◆ SHORT EXERCISE: Here are some entries; quote each one exactly.

◆ LISTED ENTRIES:

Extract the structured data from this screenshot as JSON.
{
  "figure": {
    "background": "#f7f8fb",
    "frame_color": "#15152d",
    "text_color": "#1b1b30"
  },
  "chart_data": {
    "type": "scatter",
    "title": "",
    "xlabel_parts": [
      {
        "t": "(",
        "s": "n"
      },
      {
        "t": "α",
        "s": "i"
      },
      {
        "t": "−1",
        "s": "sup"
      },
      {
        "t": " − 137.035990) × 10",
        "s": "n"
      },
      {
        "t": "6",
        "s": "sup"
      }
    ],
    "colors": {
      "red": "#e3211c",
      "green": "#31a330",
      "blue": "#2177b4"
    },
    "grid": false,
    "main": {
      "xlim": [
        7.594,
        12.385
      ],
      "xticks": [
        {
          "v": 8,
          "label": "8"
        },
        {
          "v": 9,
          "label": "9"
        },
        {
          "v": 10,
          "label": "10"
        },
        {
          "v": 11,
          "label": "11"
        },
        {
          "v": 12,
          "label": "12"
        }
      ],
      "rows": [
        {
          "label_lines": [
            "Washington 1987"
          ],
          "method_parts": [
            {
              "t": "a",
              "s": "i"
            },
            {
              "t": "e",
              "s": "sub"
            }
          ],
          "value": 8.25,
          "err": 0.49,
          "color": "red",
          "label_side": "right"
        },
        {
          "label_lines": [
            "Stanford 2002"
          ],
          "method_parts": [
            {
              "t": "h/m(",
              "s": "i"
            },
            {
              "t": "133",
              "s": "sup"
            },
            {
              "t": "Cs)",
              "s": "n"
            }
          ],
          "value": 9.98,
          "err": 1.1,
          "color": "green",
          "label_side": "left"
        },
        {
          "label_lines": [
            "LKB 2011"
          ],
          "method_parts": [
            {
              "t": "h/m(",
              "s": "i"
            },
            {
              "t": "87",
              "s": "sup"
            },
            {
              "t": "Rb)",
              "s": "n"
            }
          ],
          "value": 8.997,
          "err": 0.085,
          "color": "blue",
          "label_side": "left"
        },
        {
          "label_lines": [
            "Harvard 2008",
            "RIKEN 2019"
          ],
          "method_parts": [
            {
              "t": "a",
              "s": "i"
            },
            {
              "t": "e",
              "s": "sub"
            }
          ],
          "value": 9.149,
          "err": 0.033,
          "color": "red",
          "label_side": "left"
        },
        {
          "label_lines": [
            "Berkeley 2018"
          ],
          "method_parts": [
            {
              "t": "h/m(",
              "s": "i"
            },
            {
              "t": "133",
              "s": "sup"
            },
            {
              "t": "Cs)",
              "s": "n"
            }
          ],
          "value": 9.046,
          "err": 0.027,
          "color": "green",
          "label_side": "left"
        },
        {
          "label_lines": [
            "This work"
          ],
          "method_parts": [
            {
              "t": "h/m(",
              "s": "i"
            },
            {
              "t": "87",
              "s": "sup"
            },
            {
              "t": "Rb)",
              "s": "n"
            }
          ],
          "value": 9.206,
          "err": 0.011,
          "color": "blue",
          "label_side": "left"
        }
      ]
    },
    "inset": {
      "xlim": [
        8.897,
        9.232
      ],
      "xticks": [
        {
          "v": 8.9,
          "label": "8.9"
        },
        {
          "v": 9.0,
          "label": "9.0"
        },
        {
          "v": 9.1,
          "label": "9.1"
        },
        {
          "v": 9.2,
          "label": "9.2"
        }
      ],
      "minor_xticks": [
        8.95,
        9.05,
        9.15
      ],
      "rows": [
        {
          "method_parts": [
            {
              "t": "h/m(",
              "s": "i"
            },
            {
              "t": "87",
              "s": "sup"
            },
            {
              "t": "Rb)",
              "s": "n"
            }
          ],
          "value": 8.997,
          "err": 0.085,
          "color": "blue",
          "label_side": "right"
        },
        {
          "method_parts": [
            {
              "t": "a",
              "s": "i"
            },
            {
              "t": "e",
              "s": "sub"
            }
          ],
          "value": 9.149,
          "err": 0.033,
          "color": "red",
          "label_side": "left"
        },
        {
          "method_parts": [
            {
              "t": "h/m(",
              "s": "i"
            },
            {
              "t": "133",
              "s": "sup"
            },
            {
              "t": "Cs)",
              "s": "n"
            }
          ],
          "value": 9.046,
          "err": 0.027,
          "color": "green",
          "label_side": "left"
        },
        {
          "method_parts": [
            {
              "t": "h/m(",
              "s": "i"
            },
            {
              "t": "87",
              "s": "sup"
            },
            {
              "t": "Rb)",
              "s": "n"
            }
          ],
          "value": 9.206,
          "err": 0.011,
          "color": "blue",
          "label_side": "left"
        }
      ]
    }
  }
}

◆ COMPLETE ANSWER:
Extract the structured data from this screenshot as JSON.
{
  "figure": {
    "background": "#f7f8fb",
    "frame_color": "#15152d",
    "text_color": "#1b1b30"
  },
  "chart_data": {
    "type": "scatter",
    "title": "",
    "xlabel_parts": [
      {
        "t": "(",
        "s": "n"
      },
      {
        "t": "α",
        "s": "i"
      },
      {
        "t": "−1",
        "s": "sup"
      },
      {
        "t": " − 137.035990) × 10",
        "s": "n"
      },
      {
        "t": "6",
        "s": "sup"
      }
    ],
    "colors": {
      "red": "#e3211c",
      "green": "#31a330",
      "blue": "#2177b4"
    },
    "grid": false,
    "main": {
      "xlim": [
        7.594,
        12.385
      ],
      "xticks": [
        {
          "v": 8,
          "label": "8"
        },
        {
          "v": 9,
          "label": "9"
        },
        {
          "v": 10,
          "label": "10"
        },
        {
          "v": 11,
          "label": "11"
        },
        {
          "v": 12,
          "label": "12"
        }
      ],
      "rows": [
        {
          "label_lines": [
            "Washington 1987"
          ],
          "method_parts": [
            {
              "t": "a",
              "s": "i"
            },
            {
              "t": "e",
              "s": "sub"
            }
          ],
          "value": 8.25,
          "err": 0.49,
          "color": "red",
          "label_side": "right"
        },
        {
          "label_lines": [
            "Stanford 2002"
          ],
          "method_parts": [
            {
              "t": "h/m(",
              "s": "i"
            },
            {
              "t": "133",
              "s": "sup"
            },
            {
              "t": "Cs)",
              "s": "n"
            }
          ],
          "value": 9.98,
          "err": 1.1,
          "color": "green",
          "label_side": "left"
        },
        {
          "label_lines": [
            "LKB 2011"
          ],
          "method_parts": [
            {
              "t": "h/m(",
              "s": "i"
            },
            {
              "t": "87",
              "s": "sup"
            },
            {
              "t": "Rb)",
              "s": "n"
            }
          ],
          "value": 8.997,
          "err": 0.085,
          "color": "blue",
          "label_side": "left"
        },
        {
          "label_lines": [
            "Harvard 2008",
            "RIKEN 2019"
          ],
          "method_parts": [
            {
              "t": "a",
              "s": "i"
            },
            {
              "t": "e",
              "s": "sub"
            }
          ],
          "value": 9.149,
          "err": 0.033,
          "color": "red",
          "label_side": "left"
        },
        {
          "label_lines": [
            "Berkeley 2018"
          ],
          "method_parts": [
            {
              "t": "h/m(",
              "s": "i"
            },
            {
              "t": "133",
              "s": "sup"
            },
            {
              "t": "Cs)",
              "s": "n"
            }
          ],
          "value": 9.046,
          "err": 0.027,
          "color": "green",
          "label_side": "left"
        },
        {
          "label_lines": [
            "This work"
          ],
          "method_parts": [
            {
              "t": "h/m(",
              "s": "i"
            },
            {
              "t": "87",
              "s": "sup"
            },
            {
              "t": "Rb)",
              "s": "n"
            }
          ],
          "value": 9.206,
          "err": 0.011,
          "color": "blue",
          "label_side": "left"
        }
      ]
    },
    "inset": {
      "xlim": [
        8.897,
        9.232
      ],
      "xticks": [
        {
          "v": 8.9,
          "label": "8.9"
        },
        {
          "v": 9.0,
          "label": "9.0"
        },
        {
          "v": 9.1,
          "label": "9.1"
        },
        {
          "v": 9.2,
          "label": "9.2"
        }
      ],
      "minor_xticks": [
        8.95,
        9.05,
        9.15
      ],
      "rows": [
        {
          "method_parts": [
            {
              "t": "h/m(",
              "s": "i"
            },
            {
              "t": "87",
              "s": "sup"
            },
            {
              "t": "Rb)",
              "s": "n"
            }
          ],
          "value": 8.997,
          "err": 0.085,
          "color": "blue",
          "label_side": "right"
        },
        {
          "method_parts": [
            {
              "t": "a",
              "s": "i"
            },
            {
              "t": "e",
              "s": "sub"
            }
          ],
          "value": 9.149,
          "err": 0.033,
          "color": "red",
          "label_side": "left"
        },
        {
          "method_parts": [
            {
              "t": "h/m(",
              "s": "i"
            },
            {
              "t": "133",
              "s": "sup"
            },
            {
              "t": "Cs)",
              "s": "n"
            }
          ],
          "value": 9.046,
          "err": 0.027,
          "color": "green",
          "label_side": "left"
        },
        {
          "method_parts": [
            {
              "t": "h/m(",
              "s": "i"
            },
            {
              "t": "87",
              "s": "sup"
            },
            {
              "t": "Rb)",
              "s": "n"
            }
          ],
          "value": 9.206,
          "err": 0.011,
          "color": "blue",
          "label_side": "left"
        }
      ]
    }
  }
}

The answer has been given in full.